**Data excerpts**
- - - -
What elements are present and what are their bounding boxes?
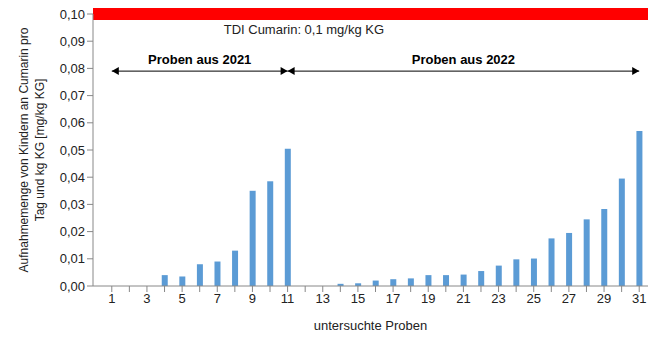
svg-text:9: 9 bbox=[249, 291, 256, 306]
svg-text:0,05: 0,05 bbox=[60, 143, 85, 158]
svg-text:0,03: 0,03 bbox=[60, 197, 85, 212]
svg-text:TDI Cumarin: 0,1 mg/kg KG: TDI Cumarin: 0,1 mg/kg KG bbox=[224, 22, 384, 37]
svg-text:Proben aus 2021: Proben aus 2021 bbox=[148, 52, 251, 67]
svg-text:27: 27 bbox=[562, 291, 576, 306]
svg-text:11: 11 bbox=[281, 291, 295, 306]
svg-text:17: 17 bbox=[386, 291, 400, 306]
svg-text:0,04: 0,04 bbox=[60, 170, 85, 185]
svg-text:0,09: 0,09 bbox=[60, 34, 85, 49]
svg-text:1: 1 bbox=[108, 291, 115, 306]
svg-text:3: 3 bbox=[143, 291, 150, 306]
svg-text:21: 21 bbox=[456, 291, 470, 306]
svg-text:5: 5 bbox=[178, 291, 185, 306]
svg-text:0,06: 0,06 bbox=[60, 115, 85, 130]
svg-text:Proben aus 2022: Proben aus 2022 bbox=[412, 52, 515, 67]
svg-text:0,08: 0,08 bbox=[60, 61, 85, 76]
svg-text:0,00: 0,00 bbox=[60, 279, 85, 294]
svg-text:23: 23 bbox=[491, 291, 505, 306]
svg-text:0,10: 0,10 bbox=[60, 8, 85, 22]
svg-text:0,07: 0,07 bbox=[60, 88, 85, 103]
svg-text:31: 31 bbox=[632, 291, 646, 306]
svg-text:0,02: 0,02 bbox=[60, 224, 85, 239]
svg-text:untersuchte Proben: untersuchte Proben bbox=[314, 318, 427, 333]
svg-text:19: 19 bbox=[421, 291, 435, 306]
svg-text:13: 13 bbox=[316, 291, 330, 306]
svg-text:7: 7 bbox=[214, 291, 221, 306]
svg-text:15: 15 bbox=[351, 291, 365, 306]
svg-text:Aufnahmemenge von Kindern an: Aufnahmemenge von Kindern an Cumarin pro… bbox=[17, 27, 47, 272]
svg-text:0,01: 0,01 bbox=[60, 251, 85, 266]
svg-text:29: 29 bbox=[597, 291, 611, 306]
svg-text:25: 25 bbox=[526, 291, 540, 306]
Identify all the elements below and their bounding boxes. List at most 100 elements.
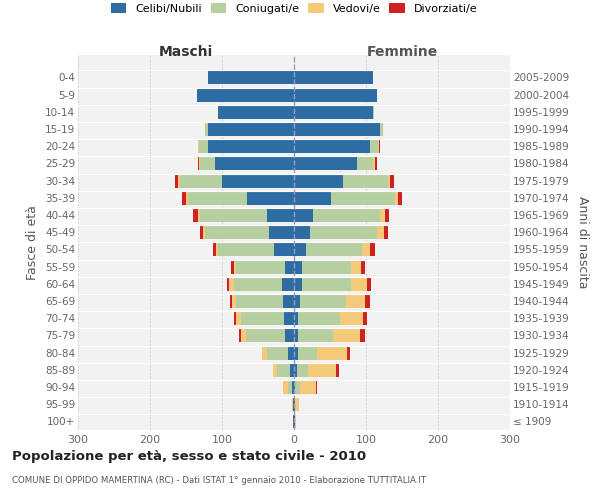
- - - -
**Exercise objective**
Please repeat every row above word for word, leaving out the pictures.

**Full response**
What elements are present and what are their bounding boxes?
svg-text:9: 9 bbox=[249, 291, 256, 306]
svg-text:0,05: 0,05 bbox=[60, 143, 85, 158]
svg-text:0,03: 0,03 bbox=[60, 197, 85, 212]
svg-text:TDI Cumarin: 0,1 mg/kg KG: TDI Cumarin: 0,1 mg/kg KG bbox=[224, 22, 384, 37]
svg-text:Proben aus 2021: Proben aus 2021 bbox=[148, 52, 251, 67]
svg-text:27: 27 bbox=[562, 291, 576, 306]
svg-text:11: 11 bbox=[281, 291, 295, 306]
svg-text:17: 17 bbox=[386, 291, 400, 306]
svg-text:0,04: 0,04 bbox=[60, 170, 85, 185]
svg-text:0,09: 0,09 bbox=[60, 34, 85, 49]
svg-text:1: 1 bbox=[108, 291, 115, 306]
svg-text:3: 3 bbox=[143, 291, 150, 306]
svg-text:21: 21 bbox=[456, 291, 470, 306]
svg-text:5: 5 bbox=[178, 291, 185, 306]
svg-text:0,06: 0,06 bbox=[60, 115, 85, 130]
svg-text:Proben aus 2022: Proben aus 2022 bbox=[412, 52, 515, 67]
svg-text:0,08: 0,08 bbox=[60, 61, 85, 76]
svg-text:0,00: 0,00 bbox=[60, 279, 85, 294]
svg-text:23: 23 bbox=[491, 291, 505, 306]
svg-text:0,10: 0,10 bbox=[60, 8, 85, 22]
svg-text:0,07: 0,07 bbox=[60, 88, 85, 103]
svg-text:31: 31 bbox=[632, 291, 646, 306]
svg-text:0,02: 0,02 bbox=[60, 224, 85, 239]
svg-text:untersuchte Proben: untersuchte Proben bbox=[314, 318, 427, 333]
svg-text:19: 19 bbox=[421, 291, 435, 306]
svg-text:13: 13 bbox=[316, 291, 330, 306]
svg-text:7: 7 bbox=[214, 291, 221, 306]
svg-text:15: 15 bbox=[351, 291, 365, 306]
svg-text:Aufnahmemenge von Kindern an: Aufnahmemenge von Kindern an Cumarin pro… bbox=[17, 27, 47, 272]
svg-text:0,01: 0,01 bbox=[60, 251, 85, 266]
svg-text:29: 29 bbox=[597, 291, 611, 306]
svg-text:25: 25 bbox=[526, 291, 540, 306]
Identify all the elements below and their bounding boxes. List at most 100 elements.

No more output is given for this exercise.